Input for this task:
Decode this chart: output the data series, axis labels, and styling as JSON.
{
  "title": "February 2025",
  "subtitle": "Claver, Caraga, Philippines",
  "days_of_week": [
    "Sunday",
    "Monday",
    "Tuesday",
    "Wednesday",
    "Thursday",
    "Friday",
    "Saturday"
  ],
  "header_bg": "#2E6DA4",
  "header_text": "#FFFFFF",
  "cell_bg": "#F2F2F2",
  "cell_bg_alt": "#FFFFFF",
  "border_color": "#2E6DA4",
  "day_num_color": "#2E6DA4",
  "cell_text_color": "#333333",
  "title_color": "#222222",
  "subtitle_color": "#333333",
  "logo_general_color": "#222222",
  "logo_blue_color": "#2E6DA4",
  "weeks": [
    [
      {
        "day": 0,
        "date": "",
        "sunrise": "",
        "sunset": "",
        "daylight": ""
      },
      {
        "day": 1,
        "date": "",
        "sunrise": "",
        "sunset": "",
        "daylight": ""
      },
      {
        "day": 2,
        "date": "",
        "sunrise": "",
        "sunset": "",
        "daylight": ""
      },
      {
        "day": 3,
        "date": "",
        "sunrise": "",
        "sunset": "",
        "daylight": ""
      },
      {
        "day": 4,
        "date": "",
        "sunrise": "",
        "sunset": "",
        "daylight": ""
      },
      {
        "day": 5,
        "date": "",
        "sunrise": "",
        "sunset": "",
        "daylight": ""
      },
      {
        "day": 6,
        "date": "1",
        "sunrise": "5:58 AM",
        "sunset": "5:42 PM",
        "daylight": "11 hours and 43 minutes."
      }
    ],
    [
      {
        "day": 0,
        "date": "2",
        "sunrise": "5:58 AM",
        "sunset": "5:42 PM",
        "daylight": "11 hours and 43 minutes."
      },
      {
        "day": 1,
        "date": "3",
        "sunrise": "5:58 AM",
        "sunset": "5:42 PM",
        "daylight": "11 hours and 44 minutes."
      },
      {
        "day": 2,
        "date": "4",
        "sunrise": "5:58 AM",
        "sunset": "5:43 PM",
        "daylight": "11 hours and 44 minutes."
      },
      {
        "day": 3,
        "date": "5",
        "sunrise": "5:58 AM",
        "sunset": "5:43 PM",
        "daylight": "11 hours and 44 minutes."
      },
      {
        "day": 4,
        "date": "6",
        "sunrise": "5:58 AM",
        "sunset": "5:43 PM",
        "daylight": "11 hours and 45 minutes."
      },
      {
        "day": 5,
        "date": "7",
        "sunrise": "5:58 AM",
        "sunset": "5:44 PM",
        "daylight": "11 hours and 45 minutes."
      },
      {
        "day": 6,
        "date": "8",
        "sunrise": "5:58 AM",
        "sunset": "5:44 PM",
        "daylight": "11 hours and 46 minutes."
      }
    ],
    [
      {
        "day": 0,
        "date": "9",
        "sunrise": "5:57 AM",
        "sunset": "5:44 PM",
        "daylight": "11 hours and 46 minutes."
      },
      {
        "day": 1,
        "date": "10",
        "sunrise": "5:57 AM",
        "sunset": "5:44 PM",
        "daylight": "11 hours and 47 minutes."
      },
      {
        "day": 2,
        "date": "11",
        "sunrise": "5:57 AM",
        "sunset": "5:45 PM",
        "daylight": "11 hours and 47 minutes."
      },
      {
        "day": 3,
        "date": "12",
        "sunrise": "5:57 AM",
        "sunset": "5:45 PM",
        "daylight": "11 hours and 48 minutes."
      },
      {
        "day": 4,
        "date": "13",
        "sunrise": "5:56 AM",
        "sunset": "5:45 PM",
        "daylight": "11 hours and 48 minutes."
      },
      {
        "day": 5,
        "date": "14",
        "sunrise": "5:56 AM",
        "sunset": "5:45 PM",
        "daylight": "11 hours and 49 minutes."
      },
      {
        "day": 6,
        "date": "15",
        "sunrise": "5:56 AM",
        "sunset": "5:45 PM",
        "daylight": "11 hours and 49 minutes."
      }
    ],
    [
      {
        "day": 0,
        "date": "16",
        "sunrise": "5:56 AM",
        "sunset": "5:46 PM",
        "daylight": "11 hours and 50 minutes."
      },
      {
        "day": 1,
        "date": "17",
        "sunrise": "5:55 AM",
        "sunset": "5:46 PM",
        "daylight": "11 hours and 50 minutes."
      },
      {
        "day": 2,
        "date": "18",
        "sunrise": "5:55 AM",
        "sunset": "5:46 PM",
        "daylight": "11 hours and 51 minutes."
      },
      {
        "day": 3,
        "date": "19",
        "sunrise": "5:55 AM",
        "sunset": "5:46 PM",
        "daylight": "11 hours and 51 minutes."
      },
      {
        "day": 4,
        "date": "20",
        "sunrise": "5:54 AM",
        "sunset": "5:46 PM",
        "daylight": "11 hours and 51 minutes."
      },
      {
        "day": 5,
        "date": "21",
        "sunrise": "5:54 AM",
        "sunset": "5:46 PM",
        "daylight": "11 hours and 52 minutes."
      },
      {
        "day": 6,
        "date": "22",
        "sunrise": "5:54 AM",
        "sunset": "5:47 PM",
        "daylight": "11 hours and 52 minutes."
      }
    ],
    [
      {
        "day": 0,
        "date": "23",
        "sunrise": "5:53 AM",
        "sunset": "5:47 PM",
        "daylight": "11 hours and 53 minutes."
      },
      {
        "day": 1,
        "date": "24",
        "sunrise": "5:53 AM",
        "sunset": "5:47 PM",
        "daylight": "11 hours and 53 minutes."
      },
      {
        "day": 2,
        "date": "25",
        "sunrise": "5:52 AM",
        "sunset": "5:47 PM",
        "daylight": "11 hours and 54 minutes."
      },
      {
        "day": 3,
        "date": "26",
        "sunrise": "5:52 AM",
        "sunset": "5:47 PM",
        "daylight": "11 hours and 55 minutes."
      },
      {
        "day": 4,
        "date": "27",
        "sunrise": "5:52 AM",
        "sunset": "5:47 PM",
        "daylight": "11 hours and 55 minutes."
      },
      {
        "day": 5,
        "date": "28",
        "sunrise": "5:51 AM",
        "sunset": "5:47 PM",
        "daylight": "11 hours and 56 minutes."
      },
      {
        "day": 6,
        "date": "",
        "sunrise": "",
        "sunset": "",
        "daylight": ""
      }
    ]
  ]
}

Problem details: Give the listing again, word for word.

Exercise solution:
Decode this chart: output the data series, axis labels, and styling as JSON.
{
  "title": "February 2025",
  "subtitle": "Claver, Caraga, Philippines",
  "days_of_week": [
    "Sunday",
    "Monday",
    "Tuesday",
    "Wednesday",
    "Thursday",
    "Friday",
    "Saturday"
  ],
  "header_bg": "#2E6DA4",
  "header_text": "#FFFFFF",
  "cell_bg": "#F2F2F2",
  "cell_bg_alt": "#FFFFFF",
  "border_color": "#2E6DA4",
  "day_num_color": "#2E6DA4",
  "cell_text_color": "#333333",
  "title_color": "#222222",
  "subtitle_color": "#333333",
  "logo_general_color": "#222222",
  "logo_blue_color": "#2E6DA4",
  "weeks": [
    [
      {
        "day": 0,
        "date": "",
        "sunrise": "",
        "sunset": "",
        "daylight": ""
      },
      {
        "day": 1,
        "date": "",
        "sunrise": "",
        "sunset": "",
        "daylight": ""
      },
      {
        "day": 2,
        "date": "",
        "sunrise": "",
        "sunset": "",
        "daylight": ""
      },
      {
        "day": 3,
        "date": "",
        "sunrise": "",
        "sunset": "",
        "daylight": ""
      },
      {
        "day": 4,
        "date": "",
        "sunrise": "",
        "sunset": "",
        "daylight": ""
      },
      {
        "day": 5,
        "date": "",
        "sunrise": "",
        "sunset": "",
        "daylight": ""
      },
      {
        "day": 6,
        "date": "1",
        "sunrise": "5:58 AM",
        "sunset": "5:42 PM",
        "daylight": "11 hours and 43 minutes."
      }
    ],
    [
      {
        "day": 0,
        "date": "2",
        "sunrise": "5:58 AM",
        "sunset": "5:42 PM",
        "daylight": "11 hours and 43 minutes."
      },
      {
        "day": 1,
        "date": "3",
        "sunrise": "5:58 AM",
        "sunset": "5:42 PM",
        "daylight": "11 hours and 44 minutes."
      },
      {
        "day": 2,
        "date": "4",
        "sunrise": "5:58 AM",
        "sunset": "5:43 PM",
        "daylight": "11 hours and 44 minutes."
      },
      {
        "day": 3,
        "date": "5",
        "sunrise": "5:58 AM",
        "sunset": "5:43 PM",
        "daylight": "11 hours and 44 minutes."
      },
      {
        "day": 4,
        "date": "6",
        "sunrise": "5:58 AM",
        "sunset": "5:43 PM",
        "daylight": "11 hours and 45 minutes."
      },
      {
        "day": 5,
        "date": "7",
        "sunrise": "5:58 AM",
        "sunset": "5:44 PM",
        "daylight": "11 hours and 45 minutes."
      },
      {
        "day": 6,
        "date": "8",
        "sunrise": "5:58 AM",
        "sunset": "5:44 PM",
        "daylight": "11 hours and 46 minutes."
      }
    ],
    [
      {
        "day": 0,
        "date": "9",
        "sunrise": "5:57 AM",
        "sunset": "5:44 PM",
        "daylight": "11 hours and 46 minutes."
      },
      {
        "day": 1,
        "date": "10",
        "sunrise": "5:57 AM",
        "sunset": "5:44 PM",
        "daylight": "11 hours and 47 minutes."
      },
      {
        "day": 2,
        "date": "11",
        "sunrise": "5:57 AM",
        "sunset": "5:45 PM",
        "daylight": "11 hours and 47 minutes."
      },
      {
        "day": 3,
        "date": "12",
        "sunrise": "5:57 AM",
        "sunset": "5:45 PM",
        "daylight": "11 hours and 48 minutes."
      },
      {
        "day": 4,
        "date": "13",
        "sunrise": "5:56 AM",
        "sunset": "5:45 PM",
        "daylight": "11 hours and 48 minutes."
      },
      {
        "day": 5,
        "date": "14",
        "sunrise": "5:56 AM",
        "sunset": "5:45 PM",
        "daylight": "11 hours and 49 minutes."
      },
      {
        "day": 6,
        "date": "15",
        "sunrise": "5:56 AM",
        "sunset": "5:45 PM",
        "daylight": "11 hours and 49 minutes."
      }
    ],
    [
      {
        "day": 0,
        "date": "16",
        "sunrise": "5:56 AM",
        "sunset": "5:46 PM",
        "daylight": "11 hours and 50 minutes."
      },
      {
        "day": 1,
        "date": "17",
        "sunrise": "5:55 AM",
        "sunset": "5:46 PM",
        "daylight": "11 hours and 50 minutes."
      },
      {
        "day": 2,
        "date": "18",
        "sunrise": "5:55 AM",
        "sunset": "5:46 PM",
        "daylight": "11 hours and 51 minutes."
      },
      {
        "day": 3,
        "date": "19",
        "sunrise": "5:55 AM",
        "sunset": "5:46 PM",
        "daylight": "11 hours and 51 minutes."
      },
      {
        "day": 4,
        "date": "20",
        "sunrise": "5:54 AM",
        "sunset": "5:46 PM",
        "daylight": "11 hours and 51 minutes."
      },
      {
        "day": 5,
        "date": "21",
        "sunrise": "5:54 AM",
        "sunset": "5:46 PM",
        "daylight": "11 hours and 52 minutes."
      },
      {
        "day": 6,
        "date": "22",
        "sunrise": "5:54 AM",
        "sunset": "5:47 PM",
        "daylight": "11 hours and 52 minutes."
      }
    ],
    [
      {
        "day": 0,
        "date": "23",
        "sunrise": "5:53 AM",
        "sunset": "5:47 PM",
        "daylight": "11 hours and 53 minutes."
      },
      {
        "day": 1,
        "date": "24",
        "sunrise": "5:53 AM",
        "sunset": "5:47 PM",
        "daylight": "11 hours and 53 minutes."
      },
      {
        "day": 2,
        "date": "25",
        "sunrise": "5:52 AM",
        "sunset": "5:47 PM",
        "daylight": "11 hours and 54 minutes."
      },
      {
        "day": 3,
        "date": "26",
        "sunrise": "5:52 AM",
        "sunset": "5:47 PM",
        "daylight": "11 hours and 55 minutes."
      },
      {
        "day": 4,
        "date": "27",
        "sunrise": "5:52 AM",
        "sunset": "5:47 PM",
        "daylight": "11 hours and 55 minutes."
      },
      {
        "day": 5,
        "date": "28",
        "sunrise": "5:51 AM",
        "sunset": "5:47 PM",
        "daylight": "11 hours and 56 minutes."
      },
      {
        "day": 6,
        "date": "",
        "sunrise": "",
        "sunset": "",
        "daylight": ""
      }
    ]
  ]
}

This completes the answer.